**** Rows ****

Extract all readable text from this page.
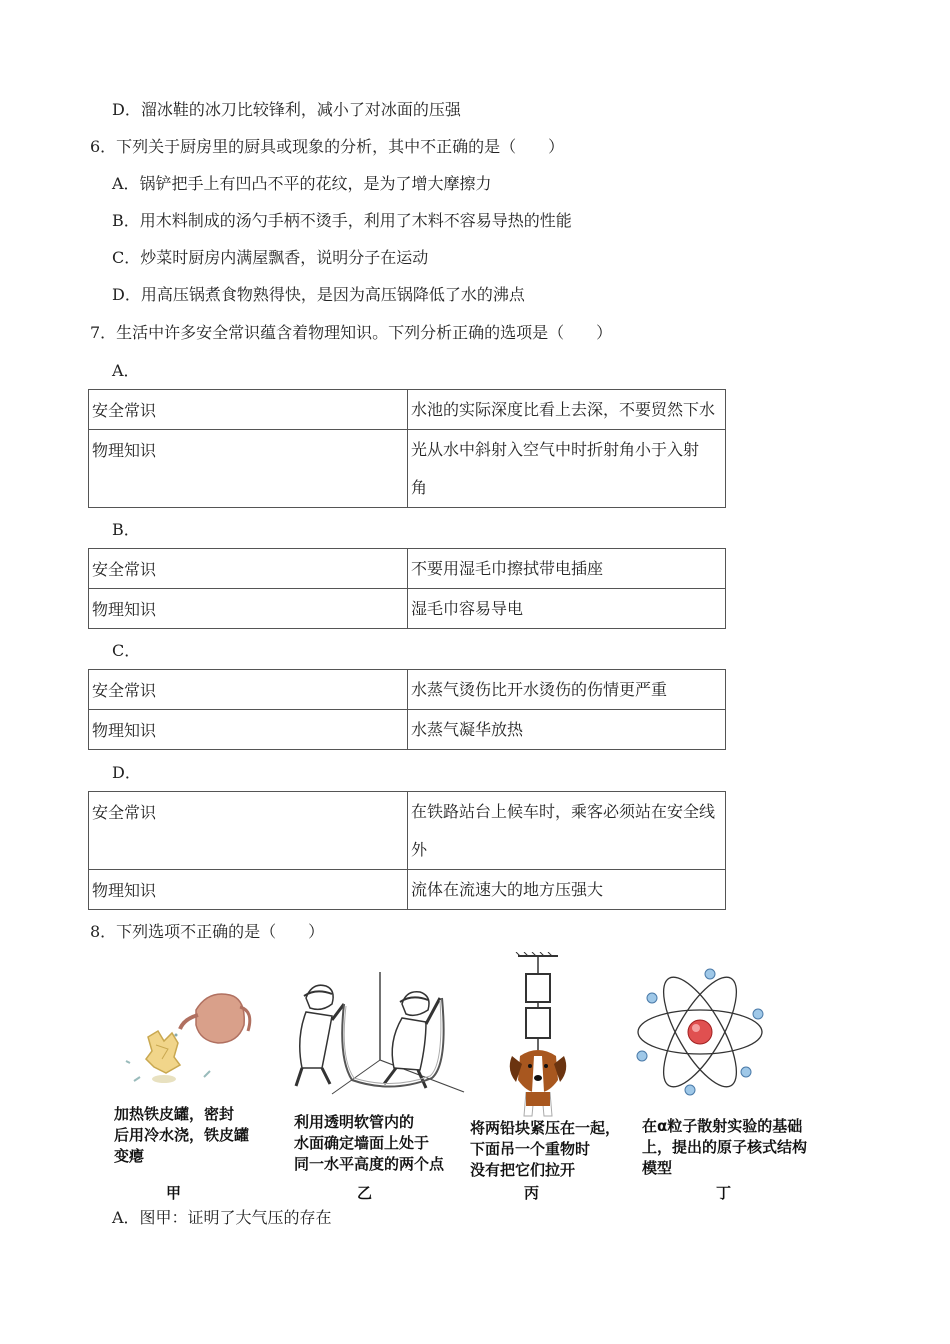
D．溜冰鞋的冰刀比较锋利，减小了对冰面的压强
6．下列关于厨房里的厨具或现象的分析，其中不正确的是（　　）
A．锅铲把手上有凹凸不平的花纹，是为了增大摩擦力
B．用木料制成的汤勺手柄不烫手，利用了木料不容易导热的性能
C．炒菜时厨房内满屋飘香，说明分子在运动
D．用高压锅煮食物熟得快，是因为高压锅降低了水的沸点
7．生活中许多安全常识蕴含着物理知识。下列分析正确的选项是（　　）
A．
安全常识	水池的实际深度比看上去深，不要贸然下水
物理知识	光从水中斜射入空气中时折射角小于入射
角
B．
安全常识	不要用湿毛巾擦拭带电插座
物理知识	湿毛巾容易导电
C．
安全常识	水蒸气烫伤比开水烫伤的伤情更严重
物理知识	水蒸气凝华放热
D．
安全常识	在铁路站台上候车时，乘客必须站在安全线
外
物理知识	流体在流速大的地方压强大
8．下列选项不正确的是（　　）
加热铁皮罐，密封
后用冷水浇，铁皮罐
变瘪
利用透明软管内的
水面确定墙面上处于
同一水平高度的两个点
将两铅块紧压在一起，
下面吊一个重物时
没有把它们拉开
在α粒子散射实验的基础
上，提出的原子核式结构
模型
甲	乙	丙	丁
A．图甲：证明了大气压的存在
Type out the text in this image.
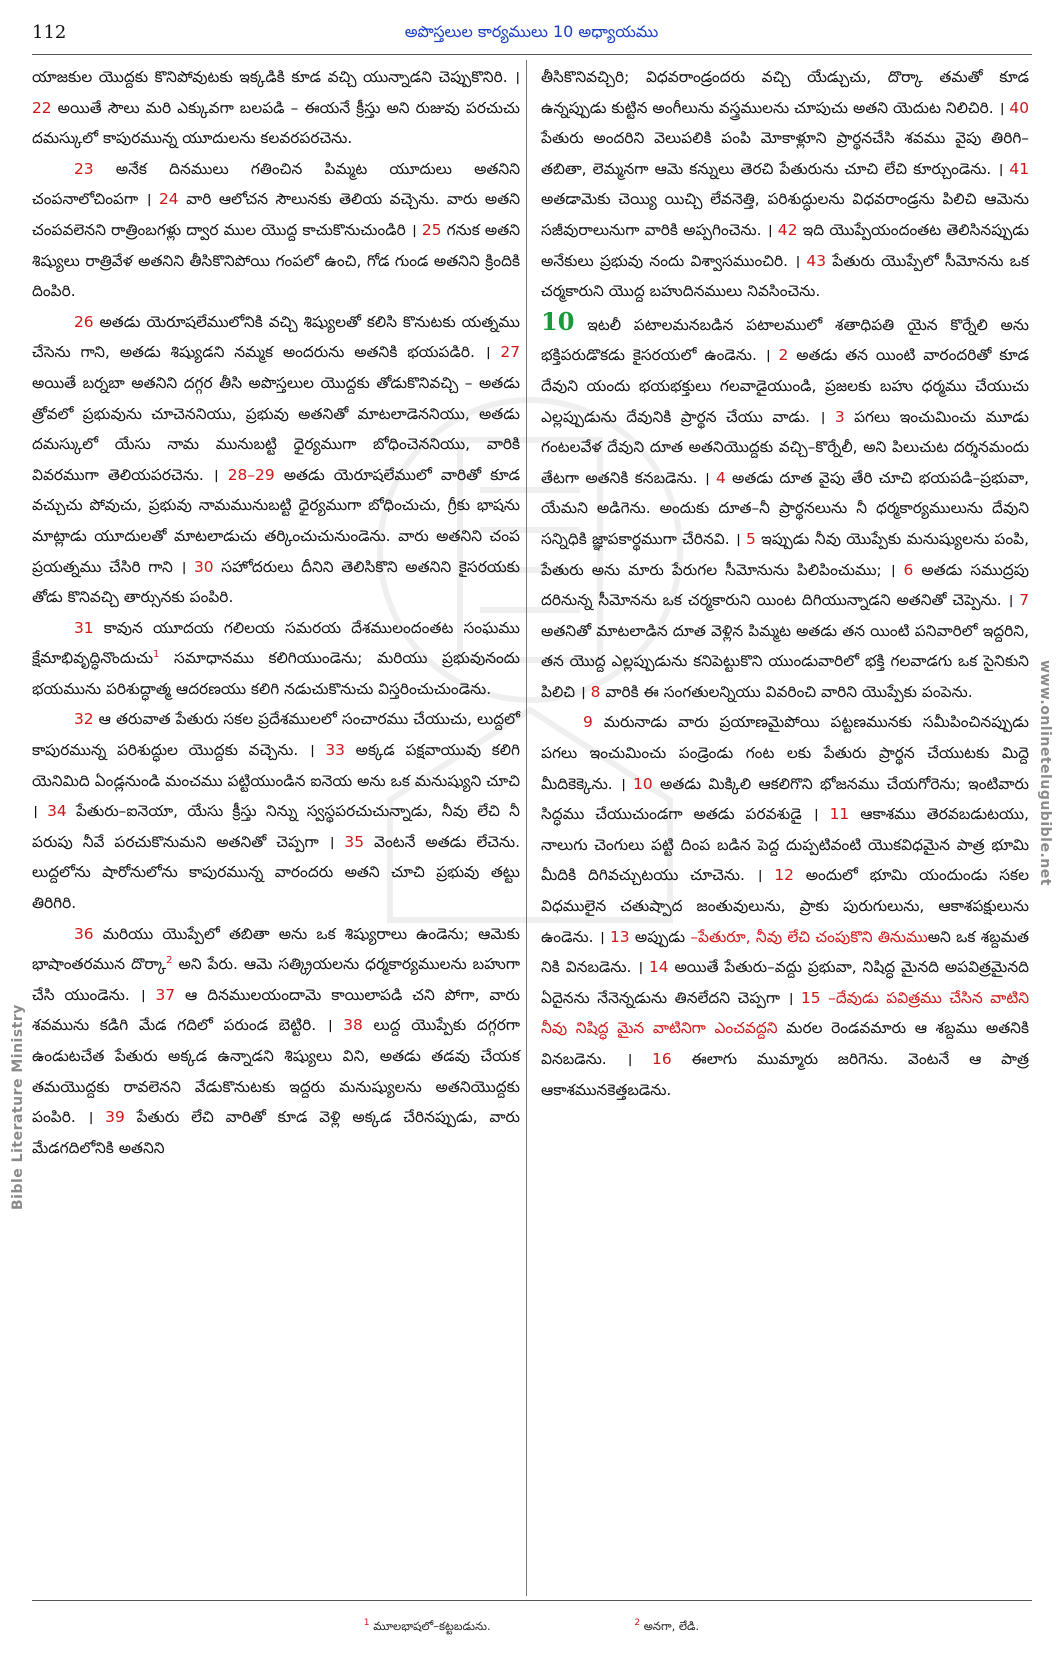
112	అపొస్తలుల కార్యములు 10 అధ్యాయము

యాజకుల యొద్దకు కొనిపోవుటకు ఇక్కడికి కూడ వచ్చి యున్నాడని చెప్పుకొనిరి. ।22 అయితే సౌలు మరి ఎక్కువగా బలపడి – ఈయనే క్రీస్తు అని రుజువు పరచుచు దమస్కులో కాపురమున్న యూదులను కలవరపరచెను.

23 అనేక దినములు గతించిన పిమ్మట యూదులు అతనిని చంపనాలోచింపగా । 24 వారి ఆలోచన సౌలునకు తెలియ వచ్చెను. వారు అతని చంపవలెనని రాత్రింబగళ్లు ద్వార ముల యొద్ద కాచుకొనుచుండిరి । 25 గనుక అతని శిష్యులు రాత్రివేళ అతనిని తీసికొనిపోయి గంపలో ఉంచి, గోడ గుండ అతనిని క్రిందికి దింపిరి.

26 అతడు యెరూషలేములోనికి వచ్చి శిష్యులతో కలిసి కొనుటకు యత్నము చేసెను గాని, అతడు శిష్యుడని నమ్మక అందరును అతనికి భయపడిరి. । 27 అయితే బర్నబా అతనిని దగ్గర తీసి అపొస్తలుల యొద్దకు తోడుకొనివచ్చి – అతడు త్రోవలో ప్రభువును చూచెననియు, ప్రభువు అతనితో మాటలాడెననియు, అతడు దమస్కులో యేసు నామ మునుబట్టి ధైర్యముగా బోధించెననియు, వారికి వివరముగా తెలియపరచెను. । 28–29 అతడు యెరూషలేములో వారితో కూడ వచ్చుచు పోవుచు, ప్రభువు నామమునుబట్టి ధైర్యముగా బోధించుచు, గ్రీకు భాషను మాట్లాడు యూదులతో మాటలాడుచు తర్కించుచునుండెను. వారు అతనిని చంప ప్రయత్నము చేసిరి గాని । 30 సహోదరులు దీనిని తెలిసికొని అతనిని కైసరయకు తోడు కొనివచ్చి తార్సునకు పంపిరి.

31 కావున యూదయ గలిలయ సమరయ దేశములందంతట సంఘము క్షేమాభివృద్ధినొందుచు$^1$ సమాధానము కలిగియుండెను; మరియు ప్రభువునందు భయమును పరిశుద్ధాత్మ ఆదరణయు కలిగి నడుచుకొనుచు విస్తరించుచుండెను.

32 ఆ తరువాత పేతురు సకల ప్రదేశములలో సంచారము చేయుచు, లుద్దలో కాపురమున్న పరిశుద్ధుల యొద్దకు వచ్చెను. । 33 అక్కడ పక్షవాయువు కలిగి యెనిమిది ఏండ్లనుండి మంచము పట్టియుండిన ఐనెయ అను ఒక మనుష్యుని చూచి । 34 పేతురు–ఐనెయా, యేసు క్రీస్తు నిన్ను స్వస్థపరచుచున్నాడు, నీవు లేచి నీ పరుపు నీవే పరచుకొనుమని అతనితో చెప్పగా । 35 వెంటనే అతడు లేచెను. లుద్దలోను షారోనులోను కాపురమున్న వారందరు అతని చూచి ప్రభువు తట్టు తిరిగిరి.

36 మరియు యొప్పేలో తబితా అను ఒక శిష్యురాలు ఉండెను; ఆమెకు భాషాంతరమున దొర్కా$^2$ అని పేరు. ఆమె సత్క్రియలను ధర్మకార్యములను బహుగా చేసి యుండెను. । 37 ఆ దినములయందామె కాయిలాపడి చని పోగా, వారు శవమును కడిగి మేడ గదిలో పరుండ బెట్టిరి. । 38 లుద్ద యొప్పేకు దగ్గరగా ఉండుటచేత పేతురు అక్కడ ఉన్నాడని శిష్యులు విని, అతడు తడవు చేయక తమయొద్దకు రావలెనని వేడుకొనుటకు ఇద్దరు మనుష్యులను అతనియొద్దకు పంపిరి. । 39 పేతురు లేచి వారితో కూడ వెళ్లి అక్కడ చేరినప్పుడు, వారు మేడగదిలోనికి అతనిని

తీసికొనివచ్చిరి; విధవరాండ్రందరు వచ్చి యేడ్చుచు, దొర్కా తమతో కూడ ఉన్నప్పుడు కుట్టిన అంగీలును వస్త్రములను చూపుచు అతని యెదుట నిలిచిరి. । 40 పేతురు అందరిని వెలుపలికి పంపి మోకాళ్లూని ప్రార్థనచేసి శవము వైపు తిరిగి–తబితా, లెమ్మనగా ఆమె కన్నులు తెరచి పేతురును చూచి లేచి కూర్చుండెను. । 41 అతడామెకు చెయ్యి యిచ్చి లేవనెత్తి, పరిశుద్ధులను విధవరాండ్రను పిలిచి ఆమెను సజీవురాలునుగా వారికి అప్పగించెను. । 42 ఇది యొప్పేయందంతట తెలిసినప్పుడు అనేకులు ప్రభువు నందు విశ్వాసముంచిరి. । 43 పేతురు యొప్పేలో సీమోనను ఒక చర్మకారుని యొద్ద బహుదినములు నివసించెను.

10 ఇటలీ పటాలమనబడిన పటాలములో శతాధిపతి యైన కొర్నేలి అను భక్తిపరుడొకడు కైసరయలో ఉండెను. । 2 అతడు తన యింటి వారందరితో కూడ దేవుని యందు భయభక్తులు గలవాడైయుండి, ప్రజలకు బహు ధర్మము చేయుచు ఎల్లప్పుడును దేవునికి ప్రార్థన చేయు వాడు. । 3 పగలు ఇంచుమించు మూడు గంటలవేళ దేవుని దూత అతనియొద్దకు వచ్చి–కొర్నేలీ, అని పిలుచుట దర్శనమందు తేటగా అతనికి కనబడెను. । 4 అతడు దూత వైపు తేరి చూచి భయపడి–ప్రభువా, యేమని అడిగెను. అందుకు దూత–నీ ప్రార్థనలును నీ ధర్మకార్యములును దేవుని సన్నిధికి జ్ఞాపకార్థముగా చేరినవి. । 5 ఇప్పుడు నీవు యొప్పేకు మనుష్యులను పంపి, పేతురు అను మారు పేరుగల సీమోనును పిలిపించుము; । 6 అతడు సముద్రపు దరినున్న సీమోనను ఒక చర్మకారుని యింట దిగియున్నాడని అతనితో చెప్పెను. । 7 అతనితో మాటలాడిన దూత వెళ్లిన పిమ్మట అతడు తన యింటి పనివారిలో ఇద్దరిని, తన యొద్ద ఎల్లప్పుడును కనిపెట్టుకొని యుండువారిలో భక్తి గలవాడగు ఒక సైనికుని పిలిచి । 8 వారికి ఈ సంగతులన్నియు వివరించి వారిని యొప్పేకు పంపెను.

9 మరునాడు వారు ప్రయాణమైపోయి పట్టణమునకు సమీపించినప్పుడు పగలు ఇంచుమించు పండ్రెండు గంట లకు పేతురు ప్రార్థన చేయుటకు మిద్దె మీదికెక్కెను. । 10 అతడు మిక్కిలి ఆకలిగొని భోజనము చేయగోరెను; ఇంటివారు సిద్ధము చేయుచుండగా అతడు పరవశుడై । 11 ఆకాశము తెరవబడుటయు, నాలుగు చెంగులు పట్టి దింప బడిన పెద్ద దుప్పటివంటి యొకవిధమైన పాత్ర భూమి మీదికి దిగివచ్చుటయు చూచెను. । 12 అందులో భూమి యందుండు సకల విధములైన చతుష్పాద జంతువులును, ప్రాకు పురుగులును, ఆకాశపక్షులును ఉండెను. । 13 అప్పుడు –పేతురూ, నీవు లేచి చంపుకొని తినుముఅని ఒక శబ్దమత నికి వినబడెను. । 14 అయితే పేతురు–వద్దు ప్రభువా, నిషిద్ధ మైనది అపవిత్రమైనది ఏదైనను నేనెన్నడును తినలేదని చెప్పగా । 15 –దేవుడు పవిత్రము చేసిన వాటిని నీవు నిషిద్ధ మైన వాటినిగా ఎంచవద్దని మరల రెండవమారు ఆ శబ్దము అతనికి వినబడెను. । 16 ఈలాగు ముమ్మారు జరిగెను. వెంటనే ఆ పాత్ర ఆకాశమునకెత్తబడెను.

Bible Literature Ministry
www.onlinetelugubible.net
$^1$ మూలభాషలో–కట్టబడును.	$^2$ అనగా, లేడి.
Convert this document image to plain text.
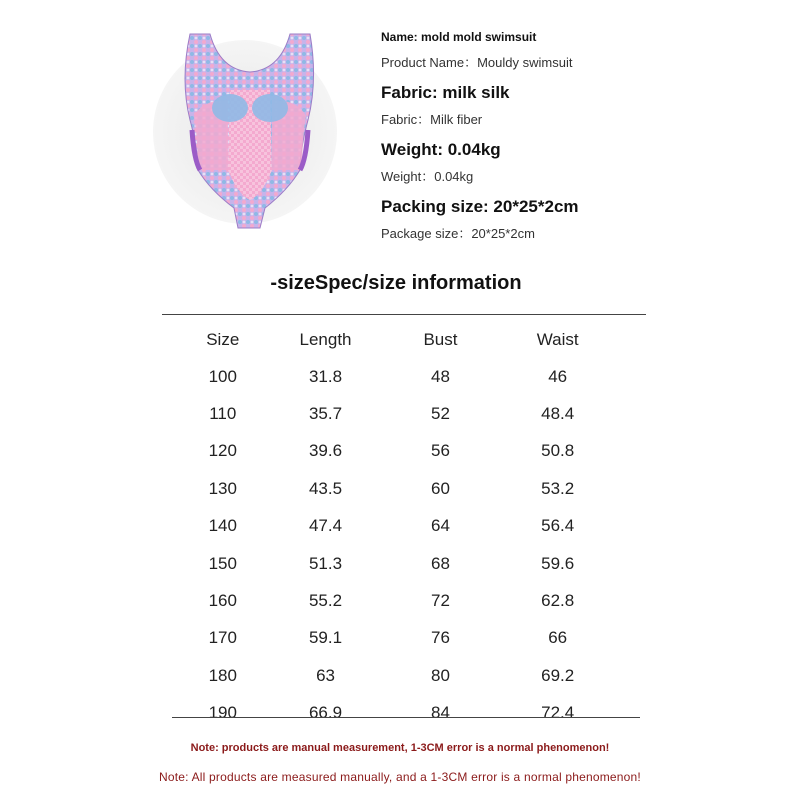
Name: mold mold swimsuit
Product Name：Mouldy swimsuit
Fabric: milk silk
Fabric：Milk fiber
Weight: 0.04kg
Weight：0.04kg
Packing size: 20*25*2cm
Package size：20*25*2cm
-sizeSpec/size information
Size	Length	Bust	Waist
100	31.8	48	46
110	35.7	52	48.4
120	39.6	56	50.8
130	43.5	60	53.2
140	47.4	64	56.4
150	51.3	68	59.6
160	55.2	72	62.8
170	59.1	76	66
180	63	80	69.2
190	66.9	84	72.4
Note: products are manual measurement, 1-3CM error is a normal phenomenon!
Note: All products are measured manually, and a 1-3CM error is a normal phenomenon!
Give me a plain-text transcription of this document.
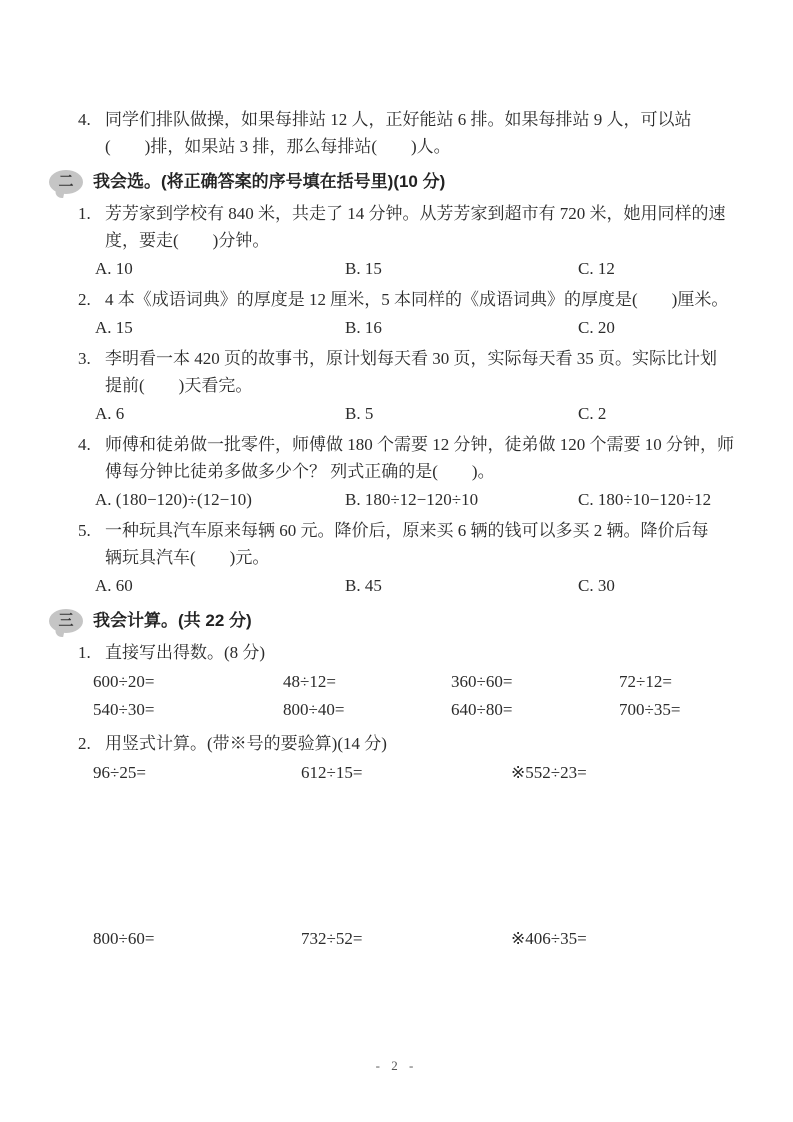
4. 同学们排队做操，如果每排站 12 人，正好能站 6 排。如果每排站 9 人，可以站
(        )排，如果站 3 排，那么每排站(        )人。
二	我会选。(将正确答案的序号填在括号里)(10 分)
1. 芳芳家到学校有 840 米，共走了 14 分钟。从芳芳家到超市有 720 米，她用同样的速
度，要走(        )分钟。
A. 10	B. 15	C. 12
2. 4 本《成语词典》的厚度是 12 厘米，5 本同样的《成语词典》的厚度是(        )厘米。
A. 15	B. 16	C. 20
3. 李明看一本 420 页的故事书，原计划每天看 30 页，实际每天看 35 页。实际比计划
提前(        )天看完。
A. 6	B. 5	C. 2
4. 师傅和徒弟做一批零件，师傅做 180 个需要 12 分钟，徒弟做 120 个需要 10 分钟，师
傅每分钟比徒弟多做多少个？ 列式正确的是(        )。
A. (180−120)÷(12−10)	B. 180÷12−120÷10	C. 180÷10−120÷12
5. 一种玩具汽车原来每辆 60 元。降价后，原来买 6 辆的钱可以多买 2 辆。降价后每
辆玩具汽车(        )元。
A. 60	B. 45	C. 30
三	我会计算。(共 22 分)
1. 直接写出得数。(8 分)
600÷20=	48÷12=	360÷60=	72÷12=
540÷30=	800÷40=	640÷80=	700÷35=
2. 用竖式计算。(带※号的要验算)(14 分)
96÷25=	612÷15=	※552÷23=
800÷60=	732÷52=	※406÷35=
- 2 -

****

● Exercise directions:
Report how many lines in the records above contain the word "products", giving only the number.

● Solution to the problem:
2